■ Tâches demandées:
**a.** Dans le texte fourni, pour quels crimes les États qui ratifient la convention de Rome acceptent-ils la compétence obligatoire de la Cour ?
**b.** D'après le texte fourni, quel pays est à l'origine de la création de la chambre préliminaire ?

Il est essentiel que les Etats ne se croient pas déresponsabilisés de cette
mission essentielle par la création de la Cour.
C'est pourquoi les Etats sortant de crise doivent agir eux-mêmes pour
s'efforcer de trouver, seuls ou avec la communauté internationale, les voies
adaptées à la solution des tragédies et à la réconciliation.
Outre les voies judiciaires nationales, et désormais internationales, il
existe à cet égard, comme en témoigne, parmi de nombreux autres, l'exemple de
l'Afrique du Sud et de l'action du prix Nobel de la paix, Mgr Desmond Tutu, à
la tête de la commission « Vérité et réconciliation », des solutions
diverses.
Le système de complémentarité réserve la compétence de la Cour aux cas de
défaillance avérée de l'ordre interne. La Cour ne se substitue pas aux Etats,
je le répète : elle n'intervient que si les autorités nationales sont
incapables de traduire ou se refusent à traduire en justice les responsables
des grands crimes.
Toutefois, en cas de contestation, il faut garder à l'esprit que la décision
finale appartient à la Cour pénale internationale, qui est le juge ultime de sa
propre compétence. A travers cette disposition, nous avons établi la primauté
de la juridiction internationale.
Les débats ont permis également d'assurer un équilibre institutionnel au sein
de la Cour. Ainsi, la France est à l'origine de la création de la chambre
préliminaire, organe nouveau qui va superviser l'action du procureur et
garantir les droits de la défense et des victimes pendant l'instruction. Cette
chambre sera compétente pour confirmer les charges avant que ne s'ouvre un
procès et devrait remédier à la lenteur des procédures constatées à La Haye et
à Arusha.
La Cour sera saisie par un Etat partie, par le Conseil de sécurité ou pourra
s'autosaisir. C'est parce qu'il y aura une chambre préliminaire que bien des
Etats ont accepté l'autosaisine : celle-ci sera collégiale, décidée
conjointement par les juges de la chambre préliminaire et par le procureur.
Les dispositions relatives à la compétence de la Cour sont naturellement
déterminantes.
En ratifiant la convention de Rome, les Etats acceptent la compétence
obligatoire de la Cour pour les crimes contre l'humanité, les génocides et
aussi les crimes de guerre. La Cour exerce sa compétence dès qu'un Etat
concerné, l'Etat de la nationalité des auteurs présumés ou l'Etat sur le
territoire duquel le crime a eu lieu, est partie au statut ou donne son accord
exprès. Cette forme de compétence est très large. Elle a le mérite d'écarter
définivement l'idée d'une compétence à la carte, d'un consentement au cas par
cas.

■ Données fournies:
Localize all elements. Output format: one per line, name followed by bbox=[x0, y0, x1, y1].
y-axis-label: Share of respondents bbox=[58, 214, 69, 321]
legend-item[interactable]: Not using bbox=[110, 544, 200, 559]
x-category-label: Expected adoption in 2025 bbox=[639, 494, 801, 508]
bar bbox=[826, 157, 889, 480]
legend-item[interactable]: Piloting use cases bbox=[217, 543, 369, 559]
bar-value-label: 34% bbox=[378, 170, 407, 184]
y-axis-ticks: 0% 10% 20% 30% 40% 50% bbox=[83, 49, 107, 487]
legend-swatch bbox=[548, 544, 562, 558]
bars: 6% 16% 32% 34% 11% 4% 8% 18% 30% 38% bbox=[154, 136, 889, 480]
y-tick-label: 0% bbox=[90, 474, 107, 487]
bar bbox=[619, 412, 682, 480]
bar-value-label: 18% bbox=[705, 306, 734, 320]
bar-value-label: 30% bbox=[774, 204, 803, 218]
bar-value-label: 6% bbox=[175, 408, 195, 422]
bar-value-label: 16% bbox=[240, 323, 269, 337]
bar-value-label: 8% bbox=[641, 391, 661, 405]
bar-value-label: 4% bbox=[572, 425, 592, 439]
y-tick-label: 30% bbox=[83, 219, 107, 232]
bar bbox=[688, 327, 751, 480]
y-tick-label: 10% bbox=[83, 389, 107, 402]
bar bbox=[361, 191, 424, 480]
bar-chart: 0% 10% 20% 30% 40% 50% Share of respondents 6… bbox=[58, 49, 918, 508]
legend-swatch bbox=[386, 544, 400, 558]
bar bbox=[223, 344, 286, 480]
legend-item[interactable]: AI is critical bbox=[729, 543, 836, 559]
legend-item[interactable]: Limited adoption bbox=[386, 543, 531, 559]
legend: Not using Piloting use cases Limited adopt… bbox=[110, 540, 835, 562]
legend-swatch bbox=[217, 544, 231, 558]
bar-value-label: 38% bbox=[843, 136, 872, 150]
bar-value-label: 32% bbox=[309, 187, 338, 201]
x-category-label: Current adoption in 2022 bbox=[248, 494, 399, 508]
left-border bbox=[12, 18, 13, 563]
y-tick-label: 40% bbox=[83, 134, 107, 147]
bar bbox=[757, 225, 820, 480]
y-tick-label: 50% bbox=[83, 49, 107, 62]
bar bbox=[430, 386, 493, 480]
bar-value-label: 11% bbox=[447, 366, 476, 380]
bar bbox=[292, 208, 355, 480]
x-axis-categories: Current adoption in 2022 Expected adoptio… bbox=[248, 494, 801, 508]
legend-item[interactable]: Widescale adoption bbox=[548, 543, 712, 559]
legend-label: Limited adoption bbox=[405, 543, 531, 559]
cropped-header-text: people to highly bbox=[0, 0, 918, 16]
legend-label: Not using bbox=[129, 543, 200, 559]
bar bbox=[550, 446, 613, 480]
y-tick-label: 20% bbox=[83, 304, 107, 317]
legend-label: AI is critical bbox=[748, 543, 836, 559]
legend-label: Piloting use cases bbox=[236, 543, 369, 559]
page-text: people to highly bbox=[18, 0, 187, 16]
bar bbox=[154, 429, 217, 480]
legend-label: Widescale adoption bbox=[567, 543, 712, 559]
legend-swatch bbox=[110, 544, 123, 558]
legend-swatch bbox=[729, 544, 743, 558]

■ Résultats des tâches:
**a.** Les crimes contre l'humanité, les génocides et les crimes de guerre.

**b.** La France.